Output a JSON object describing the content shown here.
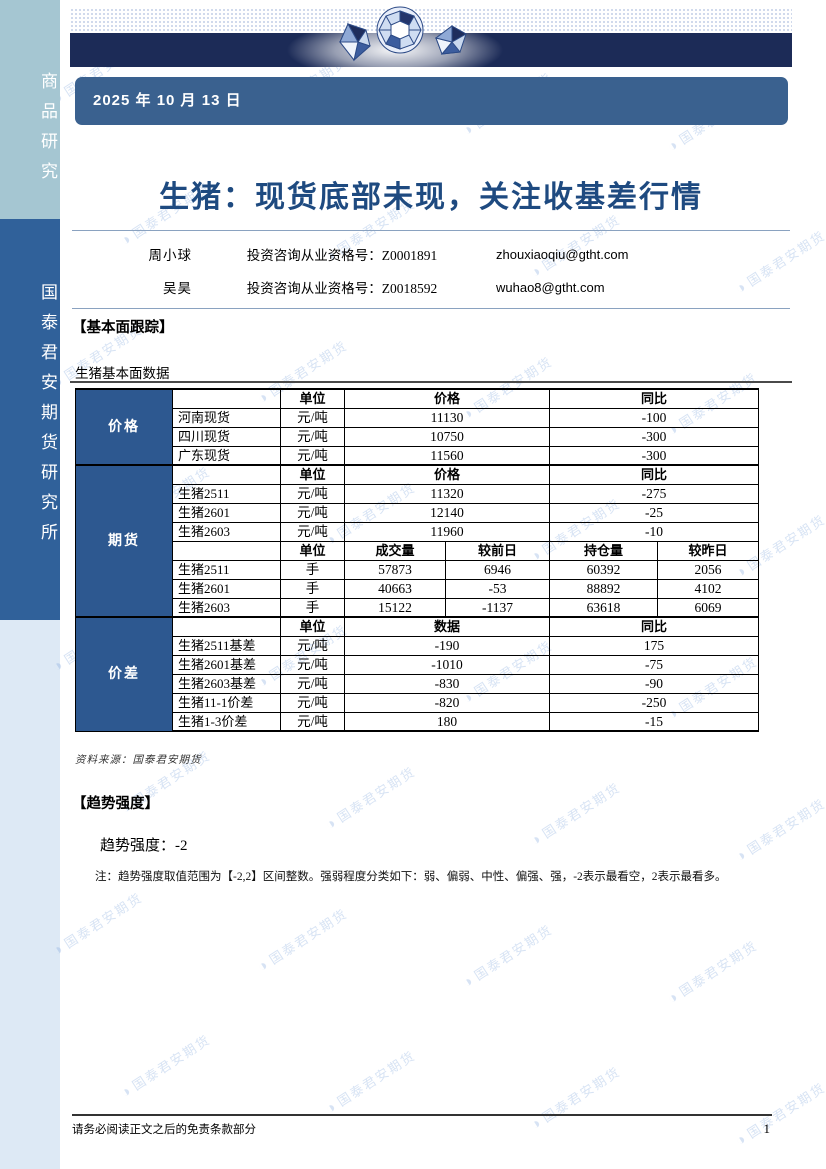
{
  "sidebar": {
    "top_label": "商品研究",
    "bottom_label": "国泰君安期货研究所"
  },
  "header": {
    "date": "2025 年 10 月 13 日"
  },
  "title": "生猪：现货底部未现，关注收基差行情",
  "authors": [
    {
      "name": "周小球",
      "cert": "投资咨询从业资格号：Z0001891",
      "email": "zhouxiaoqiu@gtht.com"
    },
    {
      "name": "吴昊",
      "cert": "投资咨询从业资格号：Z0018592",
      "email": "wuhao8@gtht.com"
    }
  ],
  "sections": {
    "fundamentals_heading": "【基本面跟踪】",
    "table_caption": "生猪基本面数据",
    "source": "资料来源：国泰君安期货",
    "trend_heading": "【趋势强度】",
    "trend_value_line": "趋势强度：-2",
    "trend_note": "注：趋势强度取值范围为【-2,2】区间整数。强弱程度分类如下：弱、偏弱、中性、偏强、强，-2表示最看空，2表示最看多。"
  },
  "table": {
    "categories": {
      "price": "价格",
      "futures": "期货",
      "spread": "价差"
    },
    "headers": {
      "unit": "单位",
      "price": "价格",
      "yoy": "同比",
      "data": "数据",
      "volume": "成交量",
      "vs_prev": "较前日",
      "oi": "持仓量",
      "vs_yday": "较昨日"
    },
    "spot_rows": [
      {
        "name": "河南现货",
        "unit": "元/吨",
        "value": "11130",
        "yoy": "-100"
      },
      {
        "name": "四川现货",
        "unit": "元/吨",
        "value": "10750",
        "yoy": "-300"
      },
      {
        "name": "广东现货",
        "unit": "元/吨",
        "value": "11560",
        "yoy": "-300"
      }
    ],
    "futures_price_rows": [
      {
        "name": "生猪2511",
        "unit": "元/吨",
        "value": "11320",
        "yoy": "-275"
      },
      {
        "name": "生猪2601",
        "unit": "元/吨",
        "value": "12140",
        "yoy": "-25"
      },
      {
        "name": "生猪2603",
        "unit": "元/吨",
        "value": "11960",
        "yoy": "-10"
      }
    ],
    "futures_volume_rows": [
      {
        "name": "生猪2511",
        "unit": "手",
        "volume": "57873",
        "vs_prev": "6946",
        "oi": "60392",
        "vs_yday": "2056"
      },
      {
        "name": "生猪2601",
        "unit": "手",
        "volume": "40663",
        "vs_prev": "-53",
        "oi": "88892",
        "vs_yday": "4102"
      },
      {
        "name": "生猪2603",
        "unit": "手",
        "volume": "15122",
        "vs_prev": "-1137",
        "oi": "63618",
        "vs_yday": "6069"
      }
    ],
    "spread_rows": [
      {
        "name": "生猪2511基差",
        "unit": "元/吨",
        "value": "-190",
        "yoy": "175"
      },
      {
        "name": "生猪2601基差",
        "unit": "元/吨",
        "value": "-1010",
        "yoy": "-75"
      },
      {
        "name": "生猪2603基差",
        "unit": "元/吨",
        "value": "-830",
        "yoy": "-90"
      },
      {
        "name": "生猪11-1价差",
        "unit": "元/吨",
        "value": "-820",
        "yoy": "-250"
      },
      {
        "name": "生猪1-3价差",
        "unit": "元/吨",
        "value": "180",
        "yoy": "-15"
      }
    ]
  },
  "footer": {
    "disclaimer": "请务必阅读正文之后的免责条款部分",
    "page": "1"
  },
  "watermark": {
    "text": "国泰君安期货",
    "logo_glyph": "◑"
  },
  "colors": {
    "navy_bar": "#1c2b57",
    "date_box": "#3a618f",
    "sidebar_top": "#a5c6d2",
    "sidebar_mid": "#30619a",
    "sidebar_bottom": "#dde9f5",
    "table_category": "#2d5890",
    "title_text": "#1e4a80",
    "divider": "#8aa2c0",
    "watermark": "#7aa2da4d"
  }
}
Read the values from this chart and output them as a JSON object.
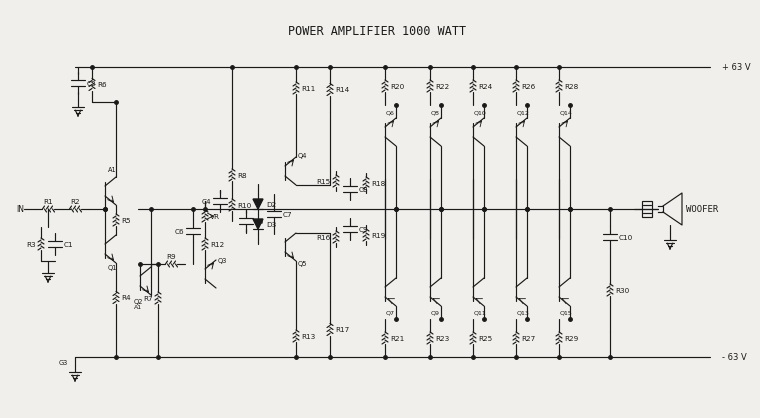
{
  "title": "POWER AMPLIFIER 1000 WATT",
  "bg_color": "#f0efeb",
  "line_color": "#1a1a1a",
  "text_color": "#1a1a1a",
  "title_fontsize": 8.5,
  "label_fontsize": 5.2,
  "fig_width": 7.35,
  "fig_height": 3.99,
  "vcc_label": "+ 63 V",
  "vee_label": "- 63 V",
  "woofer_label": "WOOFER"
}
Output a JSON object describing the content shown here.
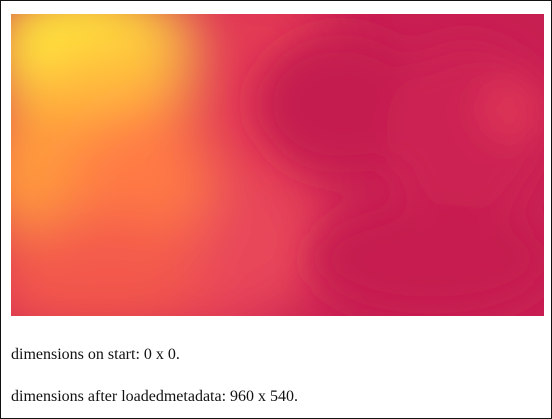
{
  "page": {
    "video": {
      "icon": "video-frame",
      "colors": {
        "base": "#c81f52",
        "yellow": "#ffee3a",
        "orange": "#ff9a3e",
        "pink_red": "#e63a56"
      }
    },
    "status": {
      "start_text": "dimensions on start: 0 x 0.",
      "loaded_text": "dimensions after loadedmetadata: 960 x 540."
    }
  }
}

◆ **PROBLEM REQUIREMENTS**: Restate the records above in full, word for word. Keep pictures out.

◆ **IN RESPONSE**:
Output a JSON object describing the content shown here.
{
  "sidebar": {
    "top_label": "商品研究",
    "bottom_label": "国泰君安期货研究所"
  },
  "header": {
    "date": "2025 年 10 月 13 日"
  },
  "title": "生猪：现货底部未现，关注收基差行情",
  "authors": [
    {
      "name": "周小球",
      "cert": "投资咨询从业资格号：Z0001891",
      "email": "zhouxiaoqiu@gtht.com"
    },
    {
      "name": "吴昊",
      "cert": "投资咨询从业资格号：Z0018592",
      "email": "wuhao8@gtht.com"
    }
  ],
  "sections": {
    "fundamentals_heading": "【基本面跟踪】",
    "table_caption": "生猪基本面数据",
    "source": "资料来源：国泰君安期货",
    "trend_heading": "【趋势强度】",
    "trend_value_line": "趋势强度：-2",
    "trend_note": "注：趋势强度取值范围为【-2,2】区间整数。强弱程度分类如下：弱、偏弱、中性、偏强、强，-2表示最看空，2表示最看多。"
  },
  "table": {
    "categories": {
      "price": "价格",
      "futures": "期货",
      "spread": "价差"
    },
    "headers": {
      "unit": "单位",
      "price": "价格",
      "yoy": "同比",
      "data": "数据",
      "volume": "成交量",
      "vs_prev": "较前日",
      "oi": "持仓量",
      "vs_yday": "较昨日"
    },
    "spot_rows": [
      {
        "name": "河南现货",
        "unit": "元/吨",
        "value": "11130",
        "yoy": "-100"
      },
      {
        "name": "四川现货",
        "unit": "元/吨",
        "value": "10750",
        "yoy": "-300"
      },
      {
        "name": "广东现货",
        "unit": "元/吨",
        "value": "11560",
        "yoy": "-300"
      }
    ],
    "futures_price_rows": [
      {
        "name": "生猪2511",
        "unit": "元/吨",
        "value": "11320",
        "yoy": "-275"
      },
      {
        "name": "生猪2601",
        "unit": "元/吨",
        "value": "12140",
        "yoy": "-25"
      },
      {
        "name": "生猪2603",
        "unit": "元/吨",
        "value": "11960",
        "yoy": "-10"
      }
    ],
    "futures_volume_rows": [
      {
        "name": "生猪2511",
        "unit": "手",
        "volume": "57873",
        "vs_prev": "6946",
        "oi": "60392",
        "vs_yday": "2056"
      },
      {
        "name": "生猪2601",
        "unit": "手",
        "volume": "40663",
        "vs_prev": "-53",
        "oi": "88892",
        "vs_yday": "4102"
      },
      {
        "name": "生猪2603",
        "unit": "手",
        "volume": "15122",
        "vs_prev": "-1137",
        "oi": "63618",
        "vs_yday": "6069"
      }
    ],
    "spread_rows": [
      {
        "name": "生猪2511基差",
        "unit": "元/吨",
        "value": "-190",
        "yoy": "175"
      },
      {
        "name": "生猪2601基差",
        "unit": "元/吨",
        "value": "-1010",
        "yoy": "-75"
      },
      {
        "name": "生猪2603基差",
        "unit": "元/吨",
        "value": "-830",
        "yoy": "-90"
      },
      {
        "name": "生猪11-1价差",
        "unit": "元/吨",
        "value": "-820",
        "yoy": "-250"
      },
      {
        "name": "生猪1-3价差",
        "unit": "元/吨",
        "value": "180",
        "yoy": "-15"
      }
    ]
  },
  "footer": {
    "disclaimer": "请务必阅读正文之后的免责条款部分",
    "page": "1"
  },
  "watermark": {
    "text": "国泰君安期货",
    "logo_glyph": "◑"
  },
  "colors": {
    "navy_bar": "#1c2b57",
    "date_box": "#3a618f",
    "sidebar_top": "#a5c6d2",
    "sidebar_mid": "#30619a",
    "sidebar_bottom": "#dde9f5",
    "table_category": "#2d5890",
    "title_text": "#1e4a80",
    "divider": "#8aa2c0",
    "watermark": "#7aa2da4d"
  }
}
Read the values from this chart and output them as a JSON object.
{
  "title": "POWER AMPLIFIER 1000 WATT",
  "bg_color": "#f0efeb",
  "line_color": "#1a1a1a",
  "text_color": "#1a1a1a",
  "title_fontsize": 8.5,
  "label_fontsize": 5.2,
  "fig_width": 7.35,
  "fig_height": 3.99,
  "vcc_label": "+ 63 V",
  "vee_label": "- 63 V",
  "woofer_label": "WOOFER"
}
Output a JSON object describing the content shown here.
{
  "page": {
    "video": {
      "icon": "video-frame",
      "colors": {
        "base": "#c81f52",
        "yellow": "#ffee3a",
        "orange": "#ff9a3e",
        "pink_red": "#e63a56"
      }
    },
    "status": {
      "start_text": "dimensions on start: 0 x 0.",
      "loaded_text": "dimensions after loadedmetadata: 960 x 540."
    }
  }
}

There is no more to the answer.